++++ Task data ++++

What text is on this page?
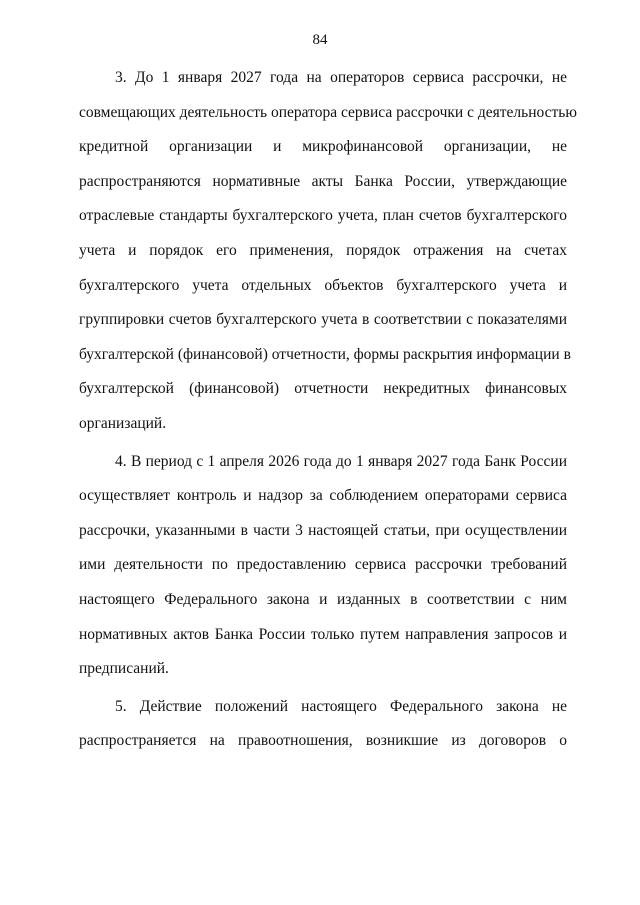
84
3. До 1 января 2027 года на операторов сервиса рассрочки, не
совмещающих деятельность оператора сервиса рассрочки с деятельностью
кредитной организации и микрофинансовой организации, не
распространяются нормативные акты Банка России, утверждающие
отраслевые стандарты бухгалтерского учета, план счетов бухгалтерского
учета и порядок его применения, порядок отражения на счетах
бухгалтерского учета отдельных объектов бухгалтерского учета и
группировки счетов бухгалтерского учета в соответствии с показателями
бухгалтерской (финансовой) отчетности, формы раскрытия информации в
бухгалтерской (финансовой) отчетности некредитных финансовых
организаций.
4. В период с 1 апреля 2026 года до 1 января 2027 года Банк России
осуществляет контроль и надзор за соблюдением операторами сервиса
рассрочки, указанными в части 3 настоящей статьи, при осуществлении
ими деятельности по предоставлению сервиса рассрочки требований
настоящего Федерального закона и изданных в соответствии с ним
нормативных актов Банка России только путем направления запросов и
предписаний.
5. Действие положений настоящего Федерального закона не
распространяется на правоотношения, возникшие из договоров о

++++

# Aim
Tally how many lines in the material above hold the word "России". Write only that number.

# Task result
3